_REQUEST 1:_ Repeat the passage on Mary Shelley and Washington Irving word for word, beginning at the words "The only thing" and stopping after "man to hesitate.".
_REQUEST 2:_ Write the next part of the passage on Mary Shelley and Washington Irving, picking up after its final sentence.

═════ GIVEN PASSAGE

Dawn Reader

Dawn Reader
from Open Door Coffee Co.; Hudson, OH; Oct. 26, 2016

Monday, April 4, 2016

Frankenstein Sundae, 223



Back to the story of Mary Shelley and Washington Irving ...

Of course, Payne had well prepared Irving for what he was going to read; it was no surprise to the American that Mary was interested in him. But now, in the correspondence, he was learning some details. I try to imagine what he was thinking as he read those letters—letters that Mary surely knew (hoped?) Payne would share with Irving. Was he shocked? Worried? Horrified? Flattered? All of the above?
The only thing we know for certain is that he was not “interested”—not in the way Mary clearly was. And why not? Mary Shelley—to my mind—was one of the most interesting women I’ve ever read about. Brilliant (think about Frankenstein—published when she was only twenty years old!), attractive (from all accounts), diligent, a wonderful mother (her only living son, Percy, adored her), a loyal friend, and on and on. What’s not to like?
Well, for Irving, one thing was surely her reputation. Her elopement with the married Bysshe Shelley when she was just sixteen, her well-known friendship with the notorious Lord Byron, her controversial parents (Godwin and Wollstonecraft—also publicly reviled for their social and political beliefs and behavior)—all of these were factors that would cause a cautious man to hesitate.

══════════
═════ INFORMATION SHOWN

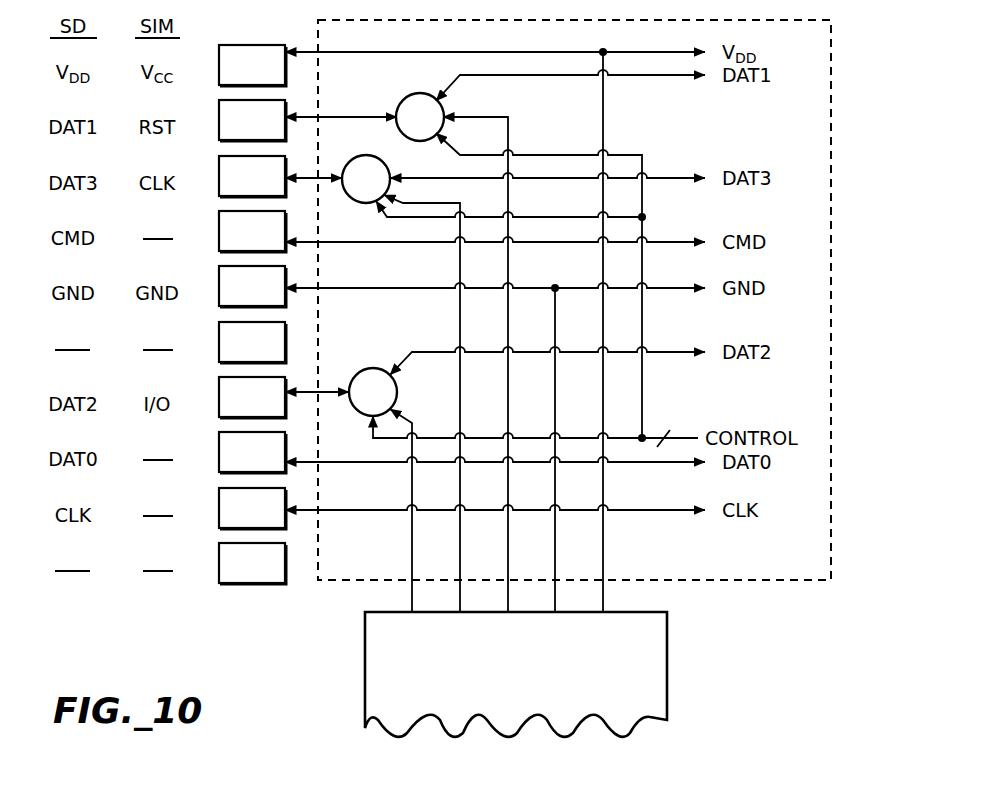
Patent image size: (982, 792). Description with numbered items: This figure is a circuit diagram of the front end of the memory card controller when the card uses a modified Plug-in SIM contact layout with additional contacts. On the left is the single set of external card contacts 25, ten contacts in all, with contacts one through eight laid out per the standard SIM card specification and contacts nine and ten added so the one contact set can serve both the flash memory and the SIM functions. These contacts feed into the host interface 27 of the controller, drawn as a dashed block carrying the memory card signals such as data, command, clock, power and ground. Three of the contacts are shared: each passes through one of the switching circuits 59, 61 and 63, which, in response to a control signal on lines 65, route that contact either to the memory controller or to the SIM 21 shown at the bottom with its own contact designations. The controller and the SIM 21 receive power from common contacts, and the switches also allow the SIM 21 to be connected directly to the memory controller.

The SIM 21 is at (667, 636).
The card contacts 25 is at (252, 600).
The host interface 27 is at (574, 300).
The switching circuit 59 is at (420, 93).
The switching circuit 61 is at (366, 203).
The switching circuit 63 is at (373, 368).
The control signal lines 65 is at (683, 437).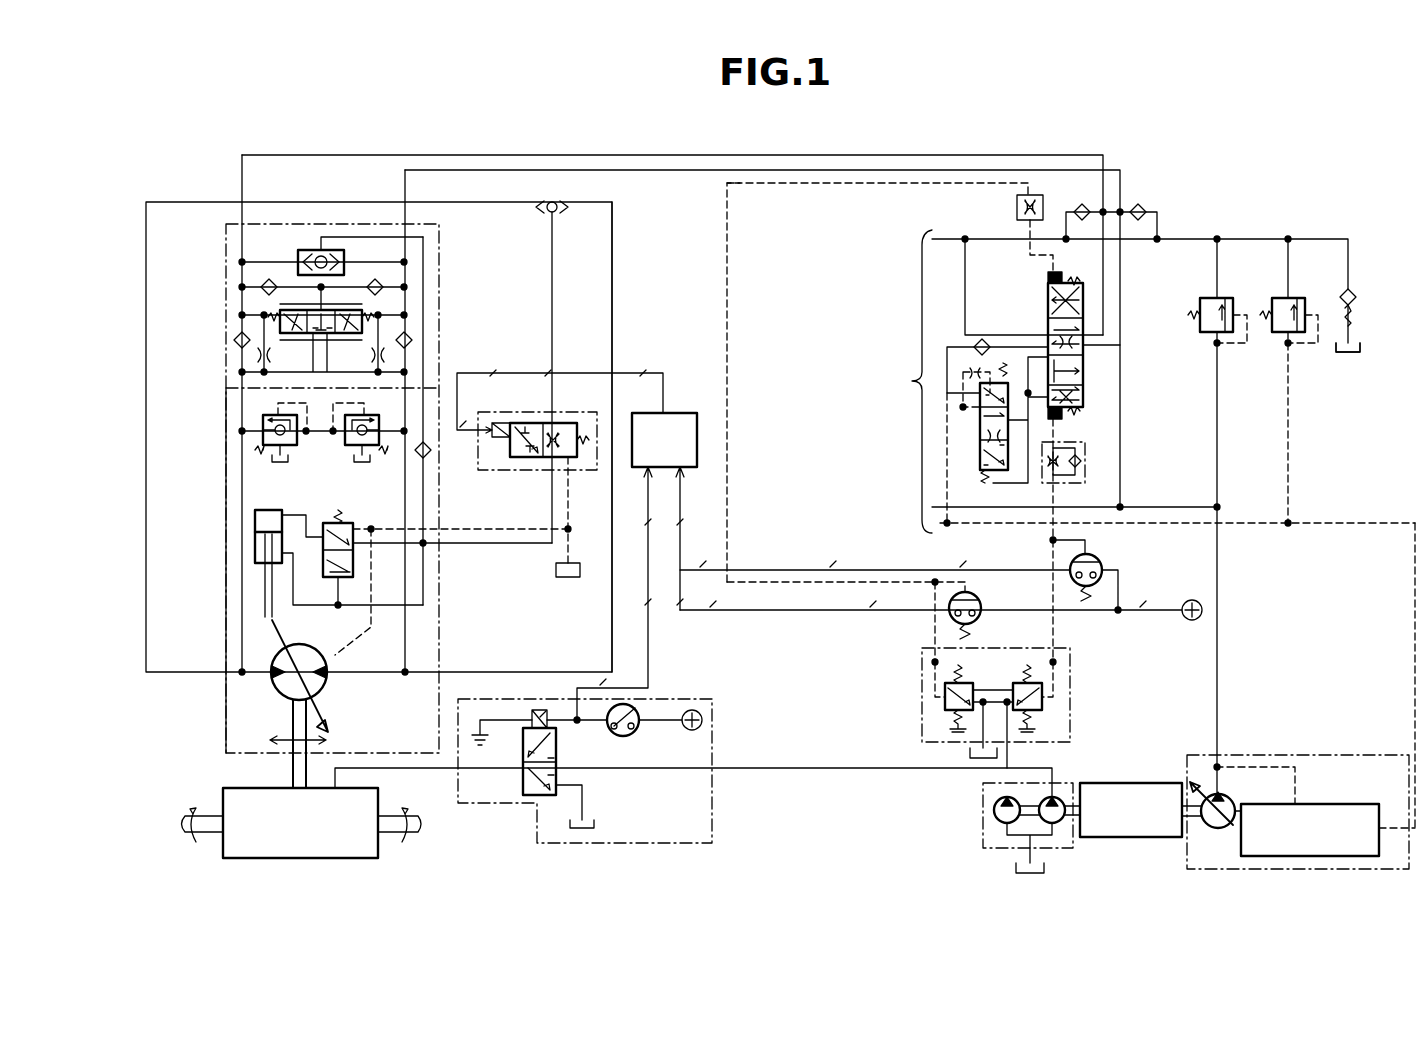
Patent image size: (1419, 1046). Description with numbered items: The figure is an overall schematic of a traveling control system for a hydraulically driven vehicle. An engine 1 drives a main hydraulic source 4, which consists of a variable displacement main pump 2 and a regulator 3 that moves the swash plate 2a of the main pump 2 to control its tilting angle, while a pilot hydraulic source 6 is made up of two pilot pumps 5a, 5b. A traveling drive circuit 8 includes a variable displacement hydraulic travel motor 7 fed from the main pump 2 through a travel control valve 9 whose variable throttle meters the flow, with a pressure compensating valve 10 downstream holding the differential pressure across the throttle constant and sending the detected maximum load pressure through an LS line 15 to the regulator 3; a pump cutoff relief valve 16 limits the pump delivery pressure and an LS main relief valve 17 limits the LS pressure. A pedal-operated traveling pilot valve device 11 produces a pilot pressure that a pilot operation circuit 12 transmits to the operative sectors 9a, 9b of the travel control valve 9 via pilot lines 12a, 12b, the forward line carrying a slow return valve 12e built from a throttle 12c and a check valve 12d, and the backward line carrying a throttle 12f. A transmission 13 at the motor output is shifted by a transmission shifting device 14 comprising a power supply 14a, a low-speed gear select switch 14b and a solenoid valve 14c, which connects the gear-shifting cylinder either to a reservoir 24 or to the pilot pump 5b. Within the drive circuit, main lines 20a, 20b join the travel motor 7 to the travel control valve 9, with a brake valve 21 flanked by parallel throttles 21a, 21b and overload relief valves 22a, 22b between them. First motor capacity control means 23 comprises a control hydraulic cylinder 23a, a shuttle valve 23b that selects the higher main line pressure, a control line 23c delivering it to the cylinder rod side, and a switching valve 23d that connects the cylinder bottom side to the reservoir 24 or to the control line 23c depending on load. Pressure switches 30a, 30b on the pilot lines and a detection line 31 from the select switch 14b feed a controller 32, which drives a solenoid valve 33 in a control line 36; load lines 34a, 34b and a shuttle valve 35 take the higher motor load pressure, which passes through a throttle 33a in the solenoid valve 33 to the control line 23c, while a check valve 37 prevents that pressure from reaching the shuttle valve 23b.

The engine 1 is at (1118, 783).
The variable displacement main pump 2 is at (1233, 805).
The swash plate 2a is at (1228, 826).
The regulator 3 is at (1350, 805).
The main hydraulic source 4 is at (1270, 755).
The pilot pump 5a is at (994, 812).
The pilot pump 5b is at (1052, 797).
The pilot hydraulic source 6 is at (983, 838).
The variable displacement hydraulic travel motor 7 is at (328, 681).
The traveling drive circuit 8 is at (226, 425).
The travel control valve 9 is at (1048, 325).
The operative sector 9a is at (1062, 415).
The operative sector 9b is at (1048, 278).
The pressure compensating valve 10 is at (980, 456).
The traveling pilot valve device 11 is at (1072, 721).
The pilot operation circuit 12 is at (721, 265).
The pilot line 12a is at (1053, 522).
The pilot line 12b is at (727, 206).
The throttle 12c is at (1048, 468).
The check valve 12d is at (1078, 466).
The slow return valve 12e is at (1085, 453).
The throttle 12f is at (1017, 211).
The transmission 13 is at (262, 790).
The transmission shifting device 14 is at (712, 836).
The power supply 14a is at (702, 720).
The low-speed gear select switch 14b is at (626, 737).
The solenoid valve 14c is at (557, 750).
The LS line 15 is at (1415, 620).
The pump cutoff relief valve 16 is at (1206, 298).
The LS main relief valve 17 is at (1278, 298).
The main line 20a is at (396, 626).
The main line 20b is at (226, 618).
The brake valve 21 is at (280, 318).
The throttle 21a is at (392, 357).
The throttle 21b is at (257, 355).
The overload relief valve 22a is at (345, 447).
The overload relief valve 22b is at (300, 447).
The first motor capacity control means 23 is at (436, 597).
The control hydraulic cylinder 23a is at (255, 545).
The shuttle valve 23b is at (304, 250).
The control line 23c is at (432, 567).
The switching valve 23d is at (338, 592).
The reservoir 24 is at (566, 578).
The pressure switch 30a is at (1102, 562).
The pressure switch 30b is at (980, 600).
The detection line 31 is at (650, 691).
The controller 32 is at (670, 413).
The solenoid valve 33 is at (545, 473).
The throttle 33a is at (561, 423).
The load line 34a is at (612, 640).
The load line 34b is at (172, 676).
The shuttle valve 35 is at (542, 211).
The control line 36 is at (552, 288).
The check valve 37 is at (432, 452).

══════════
═════ INFORMATION SHOWN

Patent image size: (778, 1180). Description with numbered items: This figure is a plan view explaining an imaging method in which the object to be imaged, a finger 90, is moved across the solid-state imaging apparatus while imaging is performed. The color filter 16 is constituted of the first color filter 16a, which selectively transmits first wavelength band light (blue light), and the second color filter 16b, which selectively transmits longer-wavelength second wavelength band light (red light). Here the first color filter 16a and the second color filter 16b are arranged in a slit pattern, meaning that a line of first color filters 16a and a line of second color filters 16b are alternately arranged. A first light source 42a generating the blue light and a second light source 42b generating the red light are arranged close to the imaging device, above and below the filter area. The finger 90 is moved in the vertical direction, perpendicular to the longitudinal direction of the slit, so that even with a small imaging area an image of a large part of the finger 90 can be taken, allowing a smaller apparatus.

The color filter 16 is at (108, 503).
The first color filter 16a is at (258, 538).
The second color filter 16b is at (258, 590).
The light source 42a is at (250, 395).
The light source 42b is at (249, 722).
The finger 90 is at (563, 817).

══════════

_OUTPUT 1:_
The only thing we know for certain is that he was not “interested”—not in the way Mary clearly was. And why not? Mary Shelley—to my mind—was one of the most interesting women I’ve ever read about. Brilliant (think about Frankenstein—published when she was only twenty years old!), attractive (from all accounts), diligent, a wonderful mother (her only living son, Percy, adored her), a loyal friend, and on and on. What’s not to like?
Well, for Irving, one thing was surely her reputation. Her elopement with the married Bysshe Shelley when she was just sixteen, her well-known friendship with the notorious Lord Byron, her controversial parents (Godwin and Wollstonecraft—also publicly reviled for their social and political beliefs and behavior)—all of these were factors that would cause a cautious man to hesitate.

_OUTPUT 2:_
And, naturally, there’s really nothing too rational about the attractions between the sexes. You can’t talk yourself into desire. It’s there or it isn’t. Mary clearly felt it; Irving clearly did not.
But there’s another possibility that has occurred to some—including a few of his biographers. Was Washington Irving gay? A couple of recent biographers have dealt more or less directly with it. In his The Original Knickerbocker: The Life of Washington Irving (2007), Andrew Burstein is less explicit. For so long indefinite in his stated attractions, he writes, the self-conscious bachelor did not express hunger for women; rather, he sought innocent perfection from them.[1]
Bryan J. Jones—in his Washington Irving: An American Original (2008)—is more direct: Irving’s possible homosexuality must also be considered. … Once Matilda [Hoffman, his early love] died, however, Irving [just about to turn 26], the gay bachelor—perhaps literally—was off the hook for the rest of his life. He could simply claim, as sentimental biographers did for decades, that Matilda’s death had so scarred him that it was impossible for him to ever marry another.[2]
There’s been some speculation online, as well (Google it!), and one site shows that 67% of those voting said that Irving was gay. Of course, the only thing scientific about this finding is that it uses a number; the rest? Worthless.[3]




[1] (New York: Basic Books), 305.
[2] (New York: Arcade), 88.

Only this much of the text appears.